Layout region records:
-- BEGIN --

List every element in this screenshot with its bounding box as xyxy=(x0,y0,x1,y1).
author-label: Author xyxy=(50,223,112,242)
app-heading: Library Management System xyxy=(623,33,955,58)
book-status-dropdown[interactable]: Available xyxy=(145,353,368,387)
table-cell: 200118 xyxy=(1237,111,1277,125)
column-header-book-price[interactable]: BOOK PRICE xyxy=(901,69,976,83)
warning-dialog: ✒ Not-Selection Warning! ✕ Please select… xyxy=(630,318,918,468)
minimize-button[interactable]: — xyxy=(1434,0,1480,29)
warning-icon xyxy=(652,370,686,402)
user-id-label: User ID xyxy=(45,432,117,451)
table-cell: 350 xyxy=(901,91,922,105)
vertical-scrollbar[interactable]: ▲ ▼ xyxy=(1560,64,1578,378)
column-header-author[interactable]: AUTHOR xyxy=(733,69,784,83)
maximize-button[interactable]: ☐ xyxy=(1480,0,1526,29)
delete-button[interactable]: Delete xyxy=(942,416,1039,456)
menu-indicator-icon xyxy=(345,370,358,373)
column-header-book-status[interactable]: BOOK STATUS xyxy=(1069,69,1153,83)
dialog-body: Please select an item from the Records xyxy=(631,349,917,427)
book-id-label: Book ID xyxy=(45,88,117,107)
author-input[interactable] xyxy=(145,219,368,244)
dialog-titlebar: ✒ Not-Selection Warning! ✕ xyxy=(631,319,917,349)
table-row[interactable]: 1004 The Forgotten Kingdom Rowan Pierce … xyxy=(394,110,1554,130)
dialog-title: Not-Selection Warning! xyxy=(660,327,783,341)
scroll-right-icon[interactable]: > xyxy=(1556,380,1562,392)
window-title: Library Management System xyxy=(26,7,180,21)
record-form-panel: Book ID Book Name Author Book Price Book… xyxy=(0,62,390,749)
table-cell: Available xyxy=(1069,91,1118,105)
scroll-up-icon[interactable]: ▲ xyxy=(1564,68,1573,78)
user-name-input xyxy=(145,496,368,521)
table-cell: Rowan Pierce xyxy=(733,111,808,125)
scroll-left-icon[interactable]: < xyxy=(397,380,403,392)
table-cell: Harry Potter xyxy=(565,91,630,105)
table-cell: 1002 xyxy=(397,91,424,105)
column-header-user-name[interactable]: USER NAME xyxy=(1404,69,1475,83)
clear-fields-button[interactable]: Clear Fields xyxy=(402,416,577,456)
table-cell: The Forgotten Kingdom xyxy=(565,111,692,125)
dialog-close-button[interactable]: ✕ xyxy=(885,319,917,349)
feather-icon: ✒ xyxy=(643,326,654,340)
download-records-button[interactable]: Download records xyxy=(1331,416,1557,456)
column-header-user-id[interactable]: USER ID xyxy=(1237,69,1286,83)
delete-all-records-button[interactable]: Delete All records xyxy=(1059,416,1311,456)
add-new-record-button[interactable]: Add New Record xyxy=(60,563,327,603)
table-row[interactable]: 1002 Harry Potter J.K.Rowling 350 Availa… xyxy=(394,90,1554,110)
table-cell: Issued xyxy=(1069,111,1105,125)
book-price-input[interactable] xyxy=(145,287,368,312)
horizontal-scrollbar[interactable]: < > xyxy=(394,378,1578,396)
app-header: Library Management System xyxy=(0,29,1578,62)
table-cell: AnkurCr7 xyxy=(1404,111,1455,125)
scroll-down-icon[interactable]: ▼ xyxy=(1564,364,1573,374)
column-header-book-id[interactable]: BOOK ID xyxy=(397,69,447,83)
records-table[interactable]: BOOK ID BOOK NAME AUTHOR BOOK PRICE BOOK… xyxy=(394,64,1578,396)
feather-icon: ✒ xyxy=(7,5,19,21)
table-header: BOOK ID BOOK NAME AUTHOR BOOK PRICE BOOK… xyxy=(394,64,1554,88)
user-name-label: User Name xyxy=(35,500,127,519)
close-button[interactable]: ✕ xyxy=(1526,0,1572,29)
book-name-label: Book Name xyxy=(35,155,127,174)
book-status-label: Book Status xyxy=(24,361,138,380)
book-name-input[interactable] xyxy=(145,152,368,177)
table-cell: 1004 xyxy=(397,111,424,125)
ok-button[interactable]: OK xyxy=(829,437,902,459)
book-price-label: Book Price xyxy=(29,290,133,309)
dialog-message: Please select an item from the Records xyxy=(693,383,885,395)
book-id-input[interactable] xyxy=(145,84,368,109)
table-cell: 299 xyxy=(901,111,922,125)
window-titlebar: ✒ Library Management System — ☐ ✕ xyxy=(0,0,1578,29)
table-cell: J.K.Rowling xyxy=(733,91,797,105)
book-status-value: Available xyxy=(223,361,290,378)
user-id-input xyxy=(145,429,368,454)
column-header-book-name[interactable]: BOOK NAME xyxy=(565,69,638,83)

-- END --

DIRECTIONS: Show every row above that contains the string "Pierce".

OUTPUT BELOW:
table-row[interactable]: 1004 The Forgotten Kingdom Rowan Pierce … xyxy=(394,110,1554,130)
table-cell: Rowan Pierce xyxy=(733,111,808,125)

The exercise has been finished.